Dataset rows about figures:
+===+

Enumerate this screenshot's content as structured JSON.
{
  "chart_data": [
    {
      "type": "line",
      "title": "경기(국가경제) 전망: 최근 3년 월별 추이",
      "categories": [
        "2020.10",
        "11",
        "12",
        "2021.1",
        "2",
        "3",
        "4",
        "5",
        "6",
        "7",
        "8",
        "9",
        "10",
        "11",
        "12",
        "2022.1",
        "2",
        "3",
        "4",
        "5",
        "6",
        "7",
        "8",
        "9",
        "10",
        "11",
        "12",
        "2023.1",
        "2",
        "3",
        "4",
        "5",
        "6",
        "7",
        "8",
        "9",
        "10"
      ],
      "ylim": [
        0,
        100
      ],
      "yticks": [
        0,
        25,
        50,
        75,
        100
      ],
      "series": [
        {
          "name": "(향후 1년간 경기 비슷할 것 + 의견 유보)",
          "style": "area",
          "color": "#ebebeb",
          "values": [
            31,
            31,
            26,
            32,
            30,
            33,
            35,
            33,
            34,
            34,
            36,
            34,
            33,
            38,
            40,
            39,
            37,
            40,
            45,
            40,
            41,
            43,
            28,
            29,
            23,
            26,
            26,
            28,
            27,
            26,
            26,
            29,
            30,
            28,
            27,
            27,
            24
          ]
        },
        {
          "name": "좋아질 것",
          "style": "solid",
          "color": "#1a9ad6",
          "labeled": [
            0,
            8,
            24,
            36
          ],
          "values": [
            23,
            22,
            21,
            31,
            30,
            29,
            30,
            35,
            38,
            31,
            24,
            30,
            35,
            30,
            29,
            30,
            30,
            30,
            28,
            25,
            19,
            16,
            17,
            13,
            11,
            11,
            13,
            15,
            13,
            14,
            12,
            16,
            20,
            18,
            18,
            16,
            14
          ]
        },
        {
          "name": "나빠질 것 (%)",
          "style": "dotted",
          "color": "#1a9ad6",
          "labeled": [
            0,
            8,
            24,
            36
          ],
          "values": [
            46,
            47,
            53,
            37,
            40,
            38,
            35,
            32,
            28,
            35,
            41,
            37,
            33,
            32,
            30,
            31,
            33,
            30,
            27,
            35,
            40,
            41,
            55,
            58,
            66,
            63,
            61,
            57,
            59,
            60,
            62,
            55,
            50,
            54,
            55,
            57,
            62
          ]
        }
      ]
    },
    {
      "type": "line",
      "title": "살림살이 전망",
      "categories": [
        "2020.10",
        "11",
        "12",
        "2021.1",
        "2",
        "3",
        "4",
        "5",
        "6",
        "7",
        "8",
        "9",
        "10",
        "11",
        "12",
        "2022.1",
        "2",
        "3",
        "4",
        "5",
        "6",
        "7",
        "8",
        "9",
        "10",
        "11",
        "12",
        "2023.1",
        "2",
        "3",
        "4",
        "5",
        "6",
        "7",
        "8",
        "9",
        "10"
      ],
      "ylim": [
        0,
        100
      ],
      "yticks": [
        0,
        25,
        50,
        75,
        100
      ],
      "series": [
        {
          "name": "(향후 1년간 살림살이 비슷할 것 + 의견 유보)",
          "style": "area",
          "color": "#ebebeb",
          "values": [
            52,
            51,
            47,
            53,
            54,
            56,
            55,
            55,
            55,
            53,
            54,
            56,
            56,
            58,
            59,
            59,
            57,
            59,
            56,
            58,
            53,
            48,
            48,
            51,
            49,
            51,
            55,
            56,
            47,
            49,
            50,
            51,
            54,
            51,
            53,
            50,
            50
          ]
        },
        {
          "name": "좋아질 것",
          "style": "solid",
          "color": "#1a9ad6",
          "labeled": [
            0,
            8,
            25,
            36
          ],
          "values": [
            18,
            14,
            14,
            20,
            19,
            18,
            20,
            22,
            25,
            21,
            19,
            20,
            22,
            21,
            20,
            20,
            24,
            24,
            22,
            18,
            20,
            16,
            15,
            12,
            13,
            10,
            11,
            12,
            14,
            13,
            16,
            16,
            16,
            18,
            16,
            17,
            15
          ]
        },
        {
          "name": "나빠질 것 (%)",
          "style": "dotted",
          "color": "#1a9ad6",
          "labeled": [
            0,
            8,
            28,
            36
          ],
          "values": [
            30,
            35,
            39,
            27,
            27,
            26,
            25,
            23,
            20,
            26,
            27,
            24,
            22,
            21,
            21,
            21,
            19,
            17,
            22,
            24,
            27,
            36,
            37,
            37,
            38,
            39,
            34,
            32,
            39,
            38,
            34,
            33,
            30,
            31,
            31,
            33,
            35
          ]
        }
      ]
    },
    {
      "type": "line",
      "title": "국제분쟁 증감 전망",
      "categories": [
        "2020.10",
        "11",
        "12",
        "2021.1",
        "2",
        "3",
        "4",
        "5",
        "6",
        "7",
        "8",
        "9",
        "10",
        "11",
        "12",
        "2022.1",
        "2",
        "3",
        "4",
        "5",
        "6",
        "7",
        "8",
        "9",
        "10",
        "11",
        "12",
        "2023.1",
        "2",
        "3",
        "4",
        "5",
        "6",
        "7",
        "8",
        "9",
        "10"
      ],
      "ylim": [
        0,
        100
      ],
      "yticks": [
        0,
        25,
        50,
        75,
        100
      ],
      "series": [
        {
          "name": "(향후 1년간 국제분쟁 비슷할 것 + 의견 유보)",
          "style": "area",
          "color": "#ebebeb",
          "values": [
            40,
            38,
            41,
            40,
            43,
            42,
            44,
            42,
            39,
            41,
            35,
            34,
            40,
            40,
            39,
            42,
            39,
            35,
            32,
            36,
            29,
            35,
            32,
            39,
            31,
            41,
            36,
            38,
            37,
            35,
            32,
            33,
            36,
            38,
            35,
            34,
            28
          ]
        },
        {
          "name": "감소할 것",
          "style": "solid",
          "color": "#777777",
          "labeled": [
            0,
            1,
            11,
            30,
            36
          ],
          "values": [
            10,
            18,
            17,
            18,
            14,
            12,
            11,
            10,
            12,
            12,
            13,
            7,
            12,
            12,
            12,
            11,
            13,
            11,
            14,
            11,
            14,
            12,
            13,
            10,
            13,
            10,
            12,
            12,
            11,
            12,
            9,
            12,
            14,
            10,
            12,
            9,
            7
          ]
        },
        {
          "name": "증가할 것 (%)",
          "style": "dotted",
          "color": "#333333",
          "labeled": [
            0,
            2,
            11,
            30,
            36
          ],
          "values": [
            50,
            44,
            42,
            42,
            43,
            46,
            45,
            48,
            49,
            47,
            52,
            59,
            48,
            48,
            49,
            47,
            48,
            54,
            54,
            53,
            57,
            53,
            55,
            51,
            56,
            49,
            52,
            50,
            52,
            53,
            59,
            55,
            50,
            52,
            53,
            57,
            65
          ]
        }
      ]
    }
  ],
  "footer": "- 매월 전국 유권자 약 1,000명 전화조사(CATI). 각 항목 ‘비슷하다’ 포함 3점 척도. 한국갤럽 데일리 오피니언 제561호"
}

+===+

Look through the entries above. Extract each line with the word "살림살이".

> [Response for this exercise]:
      "title": "살림살이 전망",
          "name": "(향후 1년간 살림살이 비슷할 것 + 의견 유보)",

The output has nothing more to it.